What this task involves :: Spot each line in the records below where the word "spec" occurs, then copy it.

(Items from a dataset)
## Begin

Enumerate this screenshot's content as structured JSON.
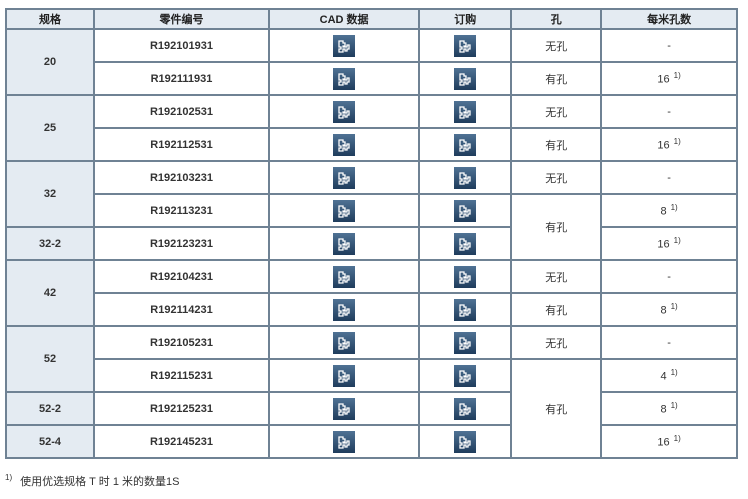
{
  "headers": [
    "规格",
    "零件编号",
    "CAD 数据",
    "订购",
    "孔",
    "每米孔数"
  ],
  "rows": [
    {
      "spec": "20",
      "part": "R192101931",
      "hole": "无孔",
      "per_meter": "-",
      "note": ""
    },
    {
      "part": "R192111931",
      "hole": "有孔",
      "per_meter": "16",
      "note": "1)"
    },
    {
      "spec": "25",
      "part": "R192102531",
      "hole": "无孔",
      "per_meter": "-",
      "note": ""
    },
    {
      "part": "R192112531",
      "hole": "有孔",
      "per_meter": "16",
      "note": "1)"
    },
    {
      "spec": "32",
      "part": "R192103231",
      "hole": "无孔",
      "per_meter": "-",
      "note": ""
    },
    {
      "part": "R192113231",
      "hole": "有孔",
      "per_meter": "8",
      "note": "1)"
    },
    {
      "spec": "32-2",
      "part": "R192123231",
      "per_meter": "16",
      "note": "1)"
    },
    {
      "spec": "42",
      "part": "R192104231",
      "hole": "无孔",
      "per_meter": "-",
      "note": ""
    },
    {
      "part": "R192114231",
      "hole": "有孔",
      "per_meter": "8",
      "note": "1)"
    },
    {
      "spec": "52",
      "part": "R192105231",
      "hole": "无孔",
      "per_meter": "-",
      "note": ""
    },
    {
      "part": "R192115231",
      "hole": "有孔",
      "per_meter": "4",
      "note": "1)"
    },
    {
      "spec": "52-2",
      "part": "R192125231",
      "per_meter": "8",
      "note": "1)"
    },
    {
      "spec": "52-4",
      "part": "R192145231",
      "per_meter": "16",
      "note": "1)"
    }
  ],
  "icons": {
    "cad": "puzzle-icon",
    "order": "puzzle-icon"
  },
  "footnote": {
    "mark": "1)",
    "text": "使用优选规格 T 时 1 米的数量1S"
  }
}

## End

Task solution ::
      "spec": "20",
      "spec": "25",
      "spec": "32",
      "spec": "32-2",
      "spec": "42",
      "spec": "52",
      "spec": "52-2",
      "spec": "52-4",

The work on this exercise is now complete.